**Estratto del testo:**
Killers of the flower moon: un film di denuncia riuscito?
Un film di denuncia (o quasi)
Dal 26 gennaio è disponibile in streaming su Prime Video Killers of the Flower Moon, l’ultimo film di Martin Scorsese con protagonisti Robert De Niro, Leonardo DiCaprio e Lily Gladstone. Le sue ben dieci nomination ci dicono che l’ultimo grande film di Martin Scorsese è tra i favoriti di questa stagione degli Oscar, ma non è detto che riesca a portarsi a casa la statuetta d’oro come Miglior film. Con Killers of the Flower Moon Scorsese ha deciso di portare alla luce le radici corrotte degli Stati Uniti e di dar conto, attraverso l’arte che padroneggia, dei torti perpetrati dal suo Paese ai danni di chi quel Paese lo abitava da molto prima. Eppure, eppure…
Killers of the Flower Moon: di come gli Osage divennero vittime della propria ricchezza
Durante gli anni ‘20 del Novecento i fiori di luna viola pallido (i “flower moon” del titolo) e le colline verdi dell’Oklahoma vengono sommersi dal nero viscoso del petrolio. Nelle prime, significative, scene di Killers of the Flower Moon, il petrolio che erutta e zampilla sancisce la fine della cultura, del modo di essere e sentire della nazione Osage. “I bambini apprenderanno le tradizioni dei bianchi”, si dice, mentre quegli stessi bambini, fuori dalla tenda in cui viene celebrato un particolarissimo rito funebre, sguazzano e danzano coperti di petrolio.

**Voci del dataset:**
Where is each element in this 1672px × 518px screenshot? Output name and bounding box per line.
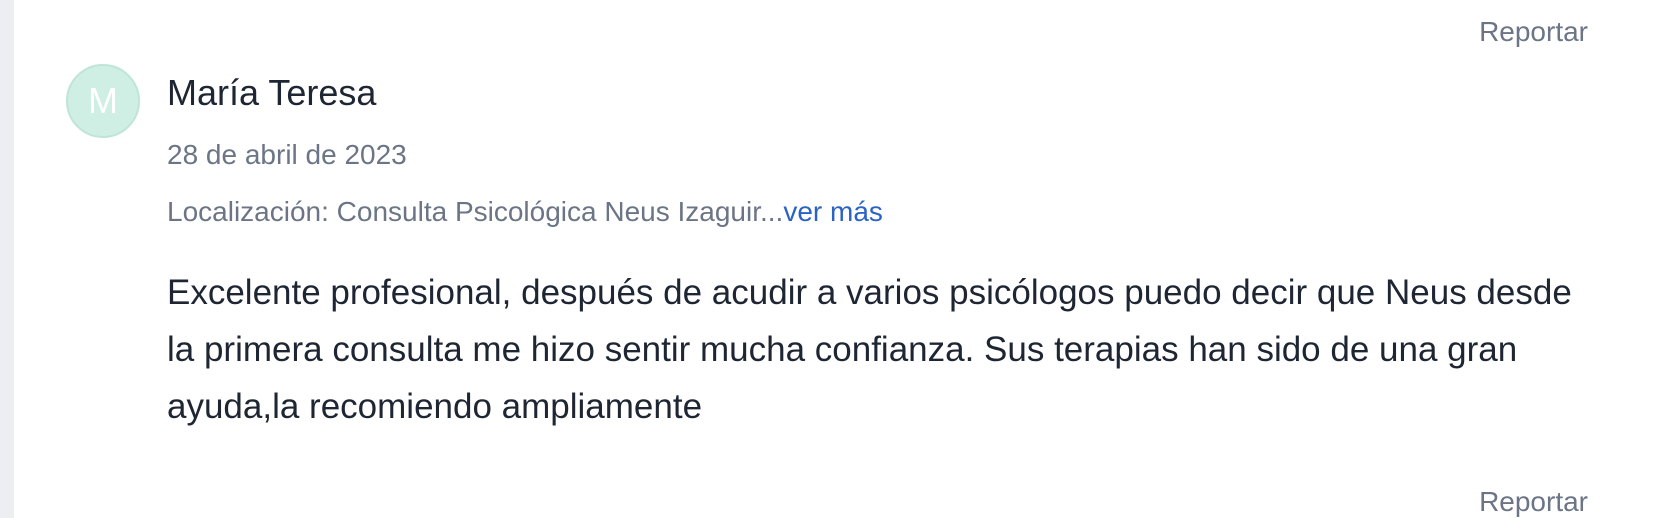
- left-border: [0, 0, 14, 518]
- avatar: M: [66, 64, 140, 138]
- see-more-link[interactable]: ver más: [783, 196, 883, 227]
- author-name: María Teresa: [167, 72, 377, 113]
- review-date: 28 de abril de 2023: [167, 139, 407, 170]
- report-button[interactable]: Reportar: [1479, 16, 1588, 48]
- location-line: Localización: Consulta Psicológica Neus …: [167, 196, 883, 228]
- review-card: Reportar M María Teresa 28 de abril de 2…: [0, 0, 1672, 518]
- location-text: Localización: Consulta Psicológica Neus …: [167, 196, 784, 227]
- report-button-next[interactable]: Reportar: [1479, 486, 1588, 518]
- review-text: Excelente profesional, después de acudir…: [167, 273, 1572, 426]
- avatar-initial: M: [88, 80, 118, 121]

**Attività da svolgere:**
1) Da quale data, secondo la recensione su Killers of the Flower Moon, il film è disponibile in streaming su Prime Video?
2) In base alla recensione su Killers of the Flower Moon, spiega perché il film viene considerato tra i favoriti della stagione degli Oscar.
3) Prosegui la recensione su Killers of the Flower Moon a partire dall'ultima frase riportata.

**Risposte in ordine:**
1) Dal 26 gennaio.

2) La recensione lo considera tra i favoriti per via delle sue dieci nomination. Aggiunge però che non è detto che vinca la statuetta come Miglior film.

3)
Ernest Burkhart (Leonardo DiCaprio) fa ritorno a Fairfax dall’Europa da eroe veterano, lui che la Prima guerra mondiale l’ha vista dal retro di una cucina. Dagli occhi limpidi e il cuore torbido, a Fairfax Ernest vuole mettere radici e fare soldi, il suo unico chiodo fisso. Lo zio William Hale (Robert De Niro), vice sceriffo e punto di riferimento di Osage County, gli mostra la via: lavorare sodo, certo, ma anche e soprattutto corteggiare e sistemarsi con una donna Osage. Mollie Kyle (Lily Gladstone) è la prescelta, di cui Ernest finisce per innamorarsi davvero, tanto da farne sua moglie. Tuttavia a Fairfaix per un nativo ci sono sorti ben peggiori di finire vittime del proprio cuore. La nazione Osage è infatti colpita da una serie di morti misteriose e, fra le persone colpite, guarda caso, non c’è mai una persona bianca.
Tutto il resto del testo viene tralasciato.